*** RECORDS SUPPLIED ***

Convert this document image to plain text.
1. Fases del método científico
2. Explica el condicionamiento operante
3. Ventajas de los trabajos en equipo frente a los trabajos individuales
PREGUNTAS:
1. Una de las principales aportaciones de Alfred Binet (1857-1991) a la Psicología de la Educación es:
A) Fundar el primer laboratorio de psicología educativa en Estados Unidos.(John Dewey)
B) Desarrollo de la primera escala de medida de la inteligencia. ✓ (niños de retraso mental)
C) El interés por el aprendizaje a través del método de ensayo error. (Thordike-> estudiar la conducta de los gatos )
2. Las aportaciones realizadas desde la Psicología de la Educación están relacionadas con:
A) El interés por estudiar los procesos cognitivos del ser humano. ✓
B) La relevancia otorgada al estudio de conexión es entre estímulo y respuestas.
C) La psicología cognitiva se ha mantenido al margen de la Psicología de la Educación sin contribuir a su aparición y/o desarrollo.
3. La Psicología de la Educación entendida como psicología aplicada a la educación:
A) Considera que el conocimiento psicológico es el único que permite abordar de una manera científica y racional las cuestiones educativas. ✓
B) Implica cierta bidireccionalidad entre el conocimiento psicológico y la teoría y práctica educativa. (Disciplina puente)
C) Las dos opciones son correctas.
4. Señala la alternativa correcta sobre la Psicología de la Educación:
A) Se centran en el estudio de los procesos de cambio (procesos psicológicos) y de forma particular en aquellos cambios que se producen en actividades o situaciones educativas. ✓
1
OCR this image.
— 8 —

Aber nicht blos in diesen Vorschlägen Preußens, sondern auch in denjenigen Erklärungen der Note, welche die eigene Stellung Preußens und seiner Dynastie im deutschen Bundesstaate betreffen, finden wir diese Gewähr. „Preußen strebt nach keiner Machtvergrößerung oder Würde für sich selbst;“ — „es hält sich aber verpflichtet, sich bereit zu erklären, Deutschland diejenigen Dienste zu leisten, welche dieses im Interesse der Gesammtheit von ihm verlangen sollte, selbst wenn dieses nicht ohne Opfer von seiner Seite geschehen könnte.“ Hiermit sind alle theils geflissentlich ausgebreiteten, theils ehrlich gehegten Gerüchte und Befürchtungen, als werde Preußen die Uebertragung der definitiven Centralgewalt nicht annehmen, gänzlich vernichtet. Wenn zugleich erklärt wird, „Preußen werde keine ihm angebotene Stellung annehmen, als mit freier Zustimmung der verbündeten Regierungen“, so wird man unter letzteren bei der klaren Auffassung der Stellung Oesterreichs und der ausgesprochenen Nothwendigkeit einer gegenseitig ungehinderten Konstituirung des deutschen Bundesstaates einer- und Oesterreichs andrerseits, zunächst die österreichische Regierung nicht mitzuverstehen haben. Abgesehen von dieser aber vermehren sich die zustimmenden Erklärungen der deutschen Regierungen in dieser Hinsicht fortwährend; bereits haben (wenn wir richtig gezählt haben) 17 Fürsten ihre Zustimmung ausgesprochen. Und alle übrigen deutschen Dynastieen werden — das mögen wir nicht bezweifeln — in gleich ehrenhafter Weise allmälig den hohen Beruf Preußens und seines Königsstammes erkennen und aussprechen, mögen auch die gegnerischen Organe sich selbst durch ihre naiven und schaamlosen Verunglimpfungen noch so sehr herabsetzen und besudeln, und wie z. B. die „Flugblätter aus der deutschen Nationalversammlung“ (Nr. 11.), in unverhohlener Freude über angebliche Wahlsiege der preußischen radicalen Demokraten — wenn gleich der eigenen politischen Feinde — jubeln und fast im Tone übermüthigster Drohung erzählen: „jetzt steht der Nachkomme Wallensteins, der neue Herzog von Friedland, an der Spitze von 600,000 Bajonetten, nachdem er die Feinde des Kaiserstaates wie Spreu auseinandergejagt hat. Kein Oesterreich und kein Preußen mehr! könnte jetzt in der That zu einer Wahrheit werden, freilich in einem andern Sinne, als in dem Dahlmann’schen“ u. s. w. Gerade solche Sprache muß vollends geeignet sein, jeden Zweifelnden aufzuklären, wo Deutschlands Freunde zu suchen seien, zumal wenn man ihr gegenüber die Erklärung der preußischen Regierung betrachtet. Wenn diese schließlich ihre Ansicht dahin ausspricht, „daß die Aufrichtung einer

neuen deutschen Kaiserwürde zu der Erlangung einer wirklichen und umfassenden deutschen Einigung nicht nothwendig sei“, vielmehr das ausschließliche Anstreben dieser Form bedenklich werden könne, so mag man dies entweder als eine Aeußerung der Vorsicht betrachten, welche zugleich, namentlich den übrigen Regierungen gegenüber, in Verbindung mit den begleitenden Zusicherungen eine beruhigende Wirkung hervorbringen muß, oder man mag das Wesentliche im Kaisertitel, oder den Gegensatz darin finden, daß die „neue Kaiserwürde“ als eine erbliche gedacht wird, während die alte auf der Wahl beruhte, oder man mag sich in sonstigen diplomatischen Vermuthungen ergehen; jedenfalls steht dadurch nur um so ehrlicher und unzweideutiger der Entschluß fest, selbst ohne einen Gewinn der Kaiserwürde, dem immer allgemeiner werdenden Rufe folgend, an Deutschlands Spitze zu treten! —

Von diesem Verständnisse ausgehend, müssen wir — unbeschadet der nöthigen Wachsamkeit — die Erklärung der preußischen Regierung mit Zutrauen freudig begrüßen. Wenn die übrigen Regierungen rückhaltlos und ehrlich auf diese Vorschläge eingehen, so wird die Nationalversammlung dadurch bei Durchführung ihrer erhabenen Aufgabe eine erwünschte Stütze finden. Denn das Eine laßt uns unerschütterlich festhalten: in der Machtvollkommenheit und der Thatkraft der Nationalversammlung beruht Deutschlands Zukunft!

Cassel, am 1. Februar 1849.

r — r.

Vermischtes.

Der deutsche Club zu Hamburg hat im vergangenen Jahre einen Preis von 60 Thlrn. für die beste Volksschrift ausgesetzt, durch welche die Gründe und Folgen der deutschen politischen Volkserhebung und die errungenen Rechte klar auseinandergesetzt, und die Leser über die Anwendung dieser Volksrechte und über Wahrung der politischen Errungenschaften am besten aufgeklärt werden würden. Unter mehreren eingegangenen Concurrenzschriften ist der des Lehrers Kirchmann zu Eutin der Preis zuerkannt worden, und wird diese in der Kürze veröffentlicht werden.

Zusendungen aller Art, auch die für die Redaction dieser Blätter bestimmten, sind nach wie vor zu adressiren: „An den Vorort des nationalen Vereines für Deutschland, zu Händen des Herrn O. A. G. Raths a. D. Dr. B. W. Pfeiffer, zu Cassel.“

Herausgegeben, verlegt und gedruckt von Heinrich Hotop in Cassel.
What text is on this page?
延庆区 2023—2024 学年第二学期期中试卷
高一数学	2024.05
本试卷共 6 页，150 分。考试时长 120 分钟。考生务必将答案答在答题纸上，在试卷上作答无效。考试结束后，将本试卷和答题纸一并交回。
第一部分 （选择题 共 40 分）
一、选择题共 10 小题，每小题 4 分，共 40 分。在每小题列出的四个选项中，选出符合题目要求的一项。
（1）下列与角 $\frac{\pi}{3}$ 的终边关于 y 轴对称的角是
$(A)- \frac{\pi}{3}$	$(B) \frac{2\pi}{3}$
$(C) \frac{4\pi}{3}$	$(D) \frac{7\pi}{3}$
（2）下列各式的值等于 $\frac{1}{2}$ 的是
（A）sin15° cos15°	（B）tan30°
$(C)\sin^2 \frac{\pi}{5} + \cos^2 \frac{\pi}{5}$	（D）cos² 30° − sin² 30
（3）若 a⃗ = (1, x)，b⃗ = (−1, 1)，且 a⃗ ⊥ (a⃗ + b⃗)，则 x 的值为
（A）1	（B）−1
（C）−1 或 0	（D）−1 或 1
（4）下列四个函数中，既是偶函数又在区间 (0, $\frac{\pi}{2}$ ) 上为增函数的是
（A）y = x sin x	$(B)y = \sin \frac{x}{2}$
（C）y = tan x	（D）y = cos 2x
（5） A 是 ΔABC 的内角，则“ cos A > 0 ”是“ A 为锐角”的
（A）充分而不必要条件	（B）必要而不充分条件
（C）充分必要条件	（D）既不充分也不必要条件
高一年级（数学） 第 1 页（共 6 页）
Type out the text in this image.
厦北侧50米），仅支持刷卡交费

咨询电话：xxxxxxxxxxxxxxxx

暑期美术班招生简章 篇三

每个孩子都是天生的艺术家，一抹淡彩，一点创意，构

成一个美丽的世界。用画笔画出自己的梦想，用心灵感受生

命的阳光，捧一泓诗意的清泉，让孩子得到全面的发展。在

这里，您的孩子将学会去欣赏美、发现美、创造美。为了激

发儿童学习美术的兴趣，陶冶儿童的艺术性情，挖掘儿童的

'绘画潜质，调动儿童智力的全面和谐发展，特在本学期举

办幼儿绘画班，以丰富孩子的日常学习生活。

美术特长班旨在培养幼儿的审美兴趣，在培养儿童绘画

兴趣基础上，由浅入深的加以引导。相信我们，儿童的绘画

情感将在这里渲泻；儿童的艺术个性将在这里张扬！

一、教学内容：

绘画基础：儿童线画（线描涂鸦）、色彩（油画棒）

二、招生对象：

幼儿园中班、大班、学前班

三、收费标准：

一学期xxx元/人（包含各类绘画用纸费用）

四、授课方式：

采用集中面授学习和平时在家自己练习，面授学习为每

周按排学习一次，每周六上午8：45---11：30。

***

- EXERCISE TASK -
Your answer should be a single number: the count of lines that contain "text".

- SOLVED PROBLEM -
3